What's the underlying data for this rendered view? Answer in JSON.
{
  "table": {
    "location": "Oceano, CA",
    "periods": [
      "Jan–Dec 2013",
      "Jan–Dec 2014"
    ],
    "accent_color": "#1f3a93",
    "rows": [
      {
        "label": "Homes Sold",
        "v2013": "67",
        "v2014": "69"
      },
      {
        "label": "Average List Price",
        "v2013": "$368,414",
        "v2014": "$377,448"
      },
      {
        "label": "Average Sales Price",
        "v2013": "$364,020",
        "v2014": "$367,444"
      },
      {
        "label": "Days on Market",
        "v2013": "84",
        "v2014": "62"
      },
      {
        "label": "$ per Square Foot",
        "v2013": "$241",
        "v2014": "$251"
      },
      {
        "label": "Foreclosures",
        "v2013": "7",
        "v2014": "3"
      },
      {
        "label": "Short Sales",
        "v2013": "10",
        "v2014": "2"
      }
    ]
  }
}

══════════════════════════════

Task objective:
Copy all of the data. Keep every word exactly as it is.

Reply to the task:
What's the underlying data for this rendered view? Answer in JSON.
{
  "table": {
    "location": "Oceano, CA",
    "periods": [
      "Jan–Dec 2013",
      "Jan–Dec 2014"
    ],
    "accent_color": "#1f3a93",
    "rows": [
      {
        "label": "Homes Sold",
        "v2013": "67",
        "v2014": "69"
      },
      {
        "label": "Average List Price",
        "v2013": "$368,414",
        "v2014": "$377,448"
      },
      {
        "label": "Average Sales Price",
        "v2013": "$364,020",
        "v2014": "$367,444"
      },
      {
        "label": "Days on Market",
        "v2013": "84",
        "v2014": "62"
      },
      {
        "label": "$ per Square Foot",
        "v2013": "$241",
        "v2014": "$251"
      },
      {
        "label": "Foreclosures",
        "v2013": "7",
        "v2014": "3"
      },
      {
        "label": "Short Sales",
        "v2013": "10",
        "v2014": "2"
      }
    ]
  }
}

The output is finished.